SET PROBLEM:
Pick out the lines in the listing below that contain the word "gyalogosan" and copy them.

RECORDS PROVIDED:
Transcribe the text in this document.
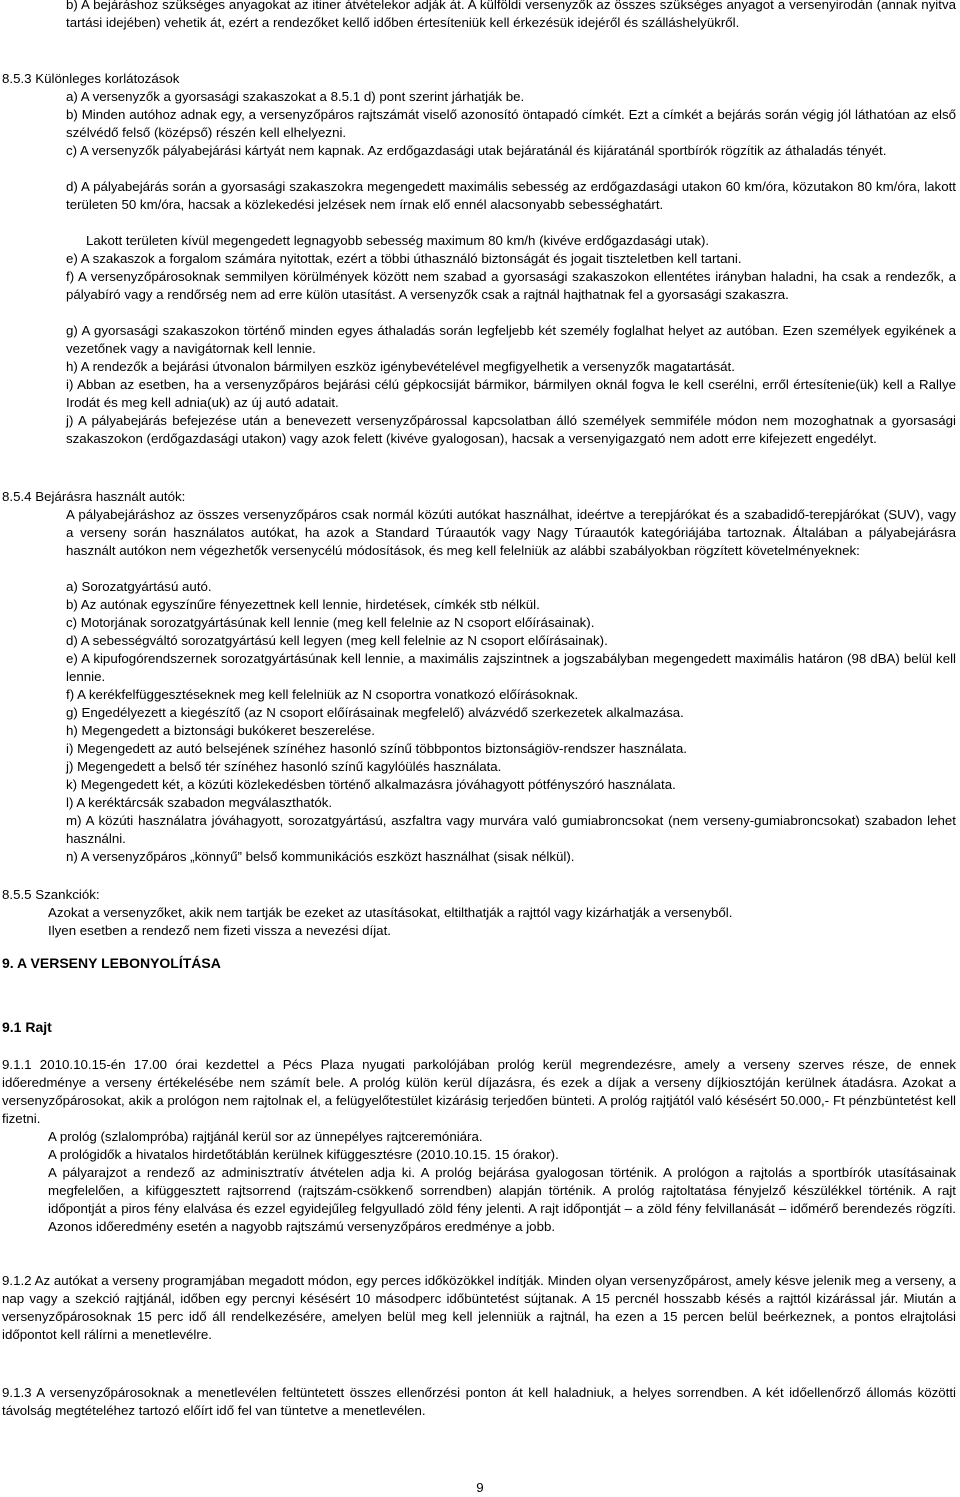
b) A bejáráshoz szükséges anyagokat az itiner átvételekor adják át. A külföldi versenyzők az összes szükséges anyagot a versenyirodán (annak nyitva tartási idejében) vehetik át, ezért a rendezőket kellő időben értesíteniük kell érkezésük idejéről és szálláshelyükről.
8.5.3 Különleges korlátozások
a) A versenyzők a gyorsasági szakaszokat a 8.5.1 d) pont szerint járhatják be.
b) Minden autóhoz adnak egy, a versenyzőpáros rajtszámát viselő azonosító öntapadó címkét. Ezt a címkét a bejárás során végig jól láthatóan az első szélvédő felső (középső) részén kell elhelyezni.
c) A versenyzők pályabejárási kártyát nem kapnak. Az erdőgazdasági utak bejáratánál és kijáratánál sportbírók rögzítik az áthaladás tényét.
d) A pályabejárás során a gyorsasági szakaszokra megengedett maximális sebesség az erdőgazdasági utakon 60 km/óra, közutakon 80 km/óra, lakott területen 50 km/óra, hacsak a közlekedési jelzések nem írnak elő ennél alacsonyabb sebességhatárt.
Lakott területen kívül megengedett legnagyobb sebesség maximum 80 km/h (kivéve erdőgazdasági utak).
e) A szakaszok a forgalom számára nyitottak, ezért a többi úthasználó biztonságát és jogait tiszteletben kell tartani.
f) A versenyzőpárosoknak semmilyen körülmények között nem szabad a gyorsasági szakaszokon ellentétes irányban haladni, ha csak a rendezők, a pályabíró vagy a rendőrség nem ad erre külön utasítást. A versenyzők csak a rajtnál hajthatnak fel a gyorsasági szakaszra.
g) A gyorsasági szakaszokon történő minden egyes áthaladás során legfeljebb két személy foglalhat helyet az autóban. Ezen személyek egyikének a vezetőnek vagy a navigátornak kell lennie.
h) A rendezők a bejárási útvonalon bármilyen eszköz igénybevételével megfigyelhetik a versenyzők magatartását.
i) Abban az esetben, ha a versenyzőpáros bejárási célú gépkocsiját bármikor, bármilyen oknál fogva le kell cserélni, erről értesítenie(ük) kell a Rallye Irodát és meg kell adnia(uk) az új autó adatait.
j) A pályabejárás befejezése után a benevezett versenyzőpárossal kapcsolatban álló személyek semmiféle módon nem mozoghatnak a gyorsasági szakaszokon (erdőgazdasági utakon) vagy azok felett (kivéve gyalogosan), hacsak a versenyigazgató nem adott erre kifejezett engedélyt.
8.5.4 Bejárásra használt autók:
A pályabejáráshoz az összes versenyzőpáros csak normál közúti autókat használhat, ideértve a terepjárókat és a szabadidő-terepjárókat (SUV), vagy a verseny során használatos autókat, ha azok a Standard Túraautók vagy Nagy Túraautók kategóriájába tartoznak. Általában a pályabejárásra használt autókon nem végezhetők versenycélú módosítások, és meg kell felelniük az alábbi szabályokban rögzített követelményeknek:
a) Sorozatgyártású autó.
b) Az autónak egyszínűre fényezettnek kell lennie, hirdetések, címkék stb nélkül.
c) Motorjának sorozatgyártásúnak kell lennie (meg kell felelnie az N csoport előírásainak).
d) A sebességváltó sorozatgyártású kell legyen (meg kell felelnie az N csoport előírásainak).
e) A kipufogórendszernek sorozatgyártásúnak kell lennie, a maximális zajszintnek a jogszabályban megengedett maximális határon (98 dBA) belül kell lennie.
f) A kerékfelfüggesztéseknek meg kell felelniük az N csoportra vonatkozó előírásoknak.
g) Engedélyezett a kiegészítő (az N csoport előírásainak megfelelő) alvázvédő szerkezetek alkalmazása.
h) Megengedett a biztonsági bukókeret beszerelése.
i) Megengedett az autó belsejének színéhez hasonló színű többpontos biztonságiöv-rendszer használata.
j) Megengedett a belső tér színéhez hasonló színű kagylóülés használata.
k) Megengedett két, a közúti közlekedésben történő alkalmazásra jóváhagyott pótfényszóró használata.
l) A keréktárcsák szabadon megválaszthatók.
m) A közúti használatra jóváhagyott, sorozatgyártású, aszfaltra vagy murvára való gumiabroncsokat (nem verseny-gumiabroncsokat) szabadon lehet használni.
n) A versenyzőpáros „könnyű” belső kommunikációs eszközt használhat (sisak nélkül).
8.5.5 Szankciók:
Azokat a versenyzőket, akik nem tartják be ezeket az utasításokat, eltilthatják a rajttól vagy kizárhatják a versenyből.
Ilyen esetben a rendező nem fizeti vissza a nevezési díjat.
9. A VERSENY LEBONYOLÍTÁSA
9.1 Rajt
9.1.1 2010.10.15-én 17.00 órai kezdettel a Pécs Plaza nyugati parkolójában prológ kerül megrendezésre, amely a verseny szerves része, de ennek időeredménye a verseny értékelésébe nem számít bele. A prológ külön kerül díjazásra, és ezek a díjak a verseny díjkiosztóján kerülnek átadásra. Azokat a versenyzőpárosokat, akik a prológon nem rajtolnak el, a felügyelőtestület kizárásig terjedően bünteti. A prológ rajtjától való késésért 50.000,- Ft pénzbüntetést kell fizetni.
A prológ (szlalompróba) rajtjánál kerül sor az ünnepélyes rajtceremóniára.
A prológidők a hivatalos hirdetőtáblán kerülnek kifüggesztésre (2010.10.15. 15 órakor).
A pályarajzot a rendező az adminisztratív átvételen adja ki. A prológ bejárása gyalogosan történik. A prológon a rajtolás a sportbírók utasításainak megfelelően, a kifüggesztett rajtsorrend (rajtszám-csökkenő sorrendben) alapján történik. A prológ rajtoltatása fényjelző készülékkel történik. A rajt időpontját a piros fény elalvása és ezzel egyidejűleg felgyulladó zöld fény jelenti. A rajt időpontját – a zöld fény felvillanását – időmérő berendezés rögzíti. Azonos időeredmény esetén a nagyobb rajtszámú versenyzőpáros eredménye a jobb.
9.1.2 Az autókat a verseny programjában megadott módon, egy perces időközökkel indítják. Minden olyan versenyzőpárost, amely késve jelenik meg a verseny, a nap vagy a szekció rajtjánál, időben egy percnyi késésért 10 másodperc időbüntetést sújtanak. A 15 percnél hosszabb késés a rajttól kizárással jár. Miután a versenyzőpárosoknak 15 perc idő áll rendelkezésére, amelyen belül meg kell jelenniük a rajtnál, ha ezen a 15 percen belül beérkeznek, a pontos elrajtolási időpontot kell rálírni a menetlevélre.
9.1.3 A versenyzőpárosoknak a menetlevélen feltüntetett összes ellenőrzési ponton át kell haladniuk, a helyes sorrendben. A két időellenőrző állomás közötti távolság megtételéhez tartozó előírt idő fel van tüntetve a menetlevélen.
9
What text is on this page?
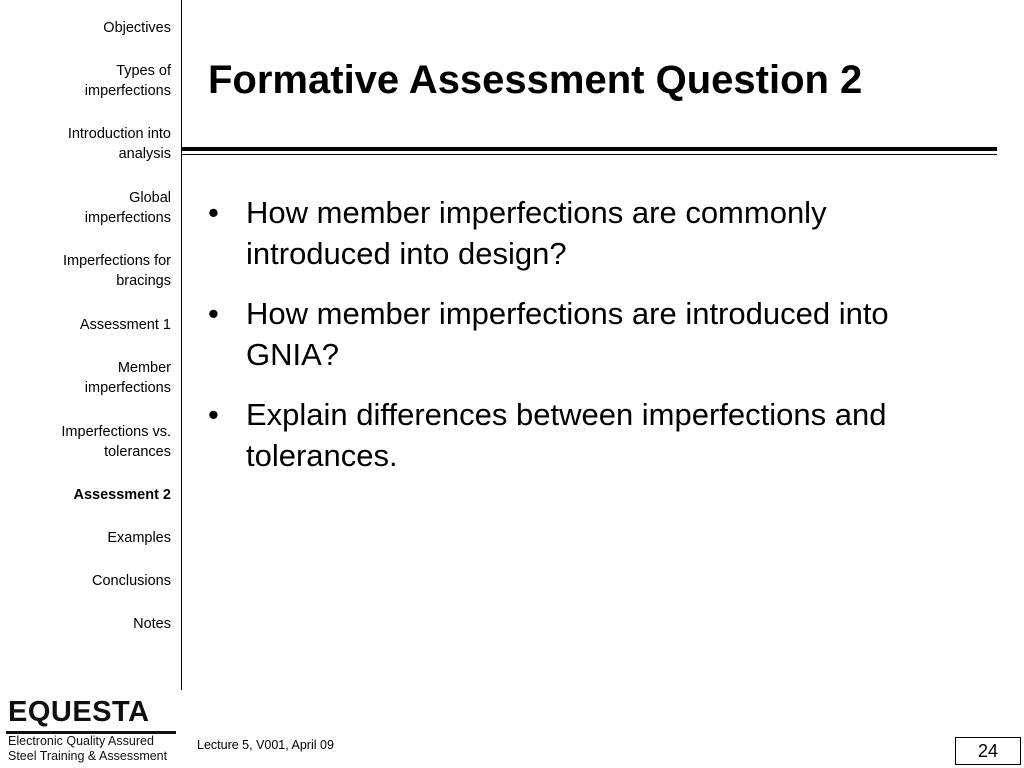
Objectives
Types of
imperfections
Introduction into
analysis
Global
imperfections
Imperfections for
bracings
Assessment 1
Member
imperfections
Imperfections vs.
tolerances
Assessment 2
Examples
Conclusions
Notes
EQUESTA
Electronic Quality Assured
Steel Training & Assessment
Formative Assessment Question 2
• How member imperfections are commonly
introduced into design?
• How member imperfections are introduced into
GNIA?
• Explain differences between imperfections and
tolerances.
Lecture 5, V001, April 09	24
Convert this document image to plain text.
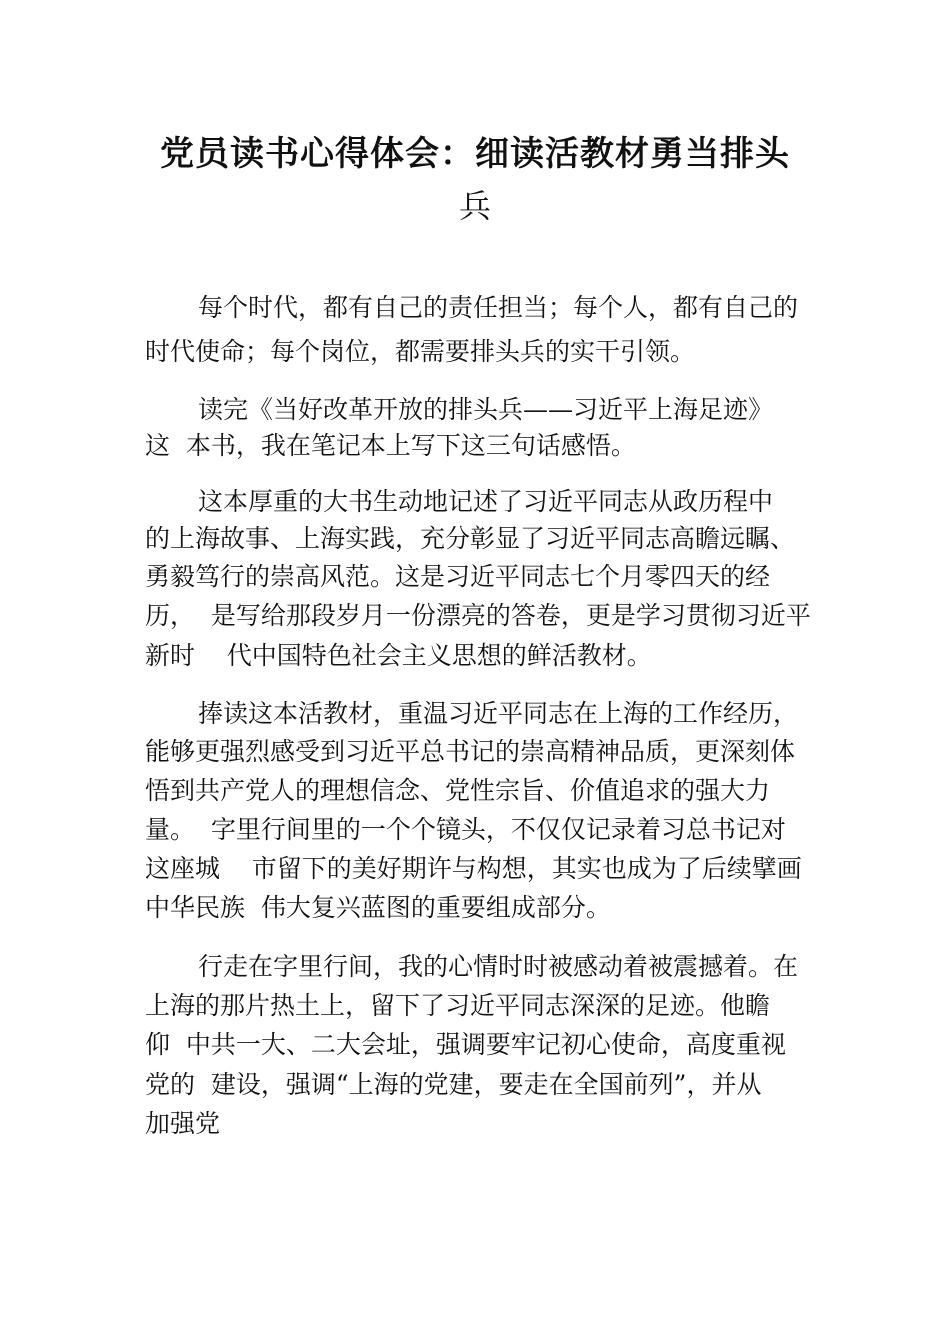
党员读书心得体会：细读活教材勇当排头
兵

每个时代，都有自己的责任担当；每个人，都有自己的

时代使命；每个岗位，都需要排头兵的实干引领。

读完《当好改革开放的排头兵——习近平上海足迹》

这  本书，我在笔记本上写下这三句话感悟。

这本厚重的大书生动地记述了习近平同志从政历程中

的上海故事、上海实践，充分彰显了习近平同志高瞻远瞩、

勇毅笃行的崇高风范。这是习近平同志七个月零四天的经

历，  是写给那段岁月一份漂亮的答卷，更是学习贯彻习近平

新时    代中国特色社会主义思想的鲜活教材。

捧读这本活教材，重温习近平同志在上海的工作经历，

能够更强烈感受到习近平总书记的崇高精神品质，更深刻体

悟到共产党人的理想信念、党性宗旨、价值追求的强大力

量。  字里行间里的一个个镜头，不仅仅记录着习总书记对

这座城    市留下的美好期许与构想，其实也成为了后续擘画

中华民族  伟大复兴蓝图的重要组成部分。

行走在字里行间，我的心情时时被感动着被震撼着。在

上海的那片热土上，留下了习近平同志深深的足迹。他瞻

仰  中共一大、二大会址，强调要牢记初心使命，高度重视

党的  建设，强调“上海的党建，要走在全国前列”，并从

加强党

RESULT OF THIS TASK:
j) A pályabejárás befejezése után a benevezett versenyzőpárossal kapcsolatban álló személyek semmiféle módon nem mozoghatnak a gyorsasági szakaszokon (erdőgazdasági utakon) vagy azok felett (kivéve gyalogosan), hacsak a versenyigazgató nem adott erre kifejezett engedélyt.
A pályarajzot a rendező az adminisztratív átvételen adja ki. A prológ bejárása gyalogosan történik. A prológon a rajtolás a sportbírók utasításainak megfelelően, a kifüggesztett rajtsorrend (rajtszám-csökkenő sorrendben) alapján történik. A prológ rajtoltatása fényjelző készülékkel történik. A rajt időpontját a piros fény elalvása és ezzel egyidejűleg felgyulladó zöld fény jelenti. A rajt időpontját – a zöld fény felvillanását – időmérő berendezés rögzíti. Azonos időeredmény esetén a nagyobb rajtszámú versenyzőpáros eredménye a jobb.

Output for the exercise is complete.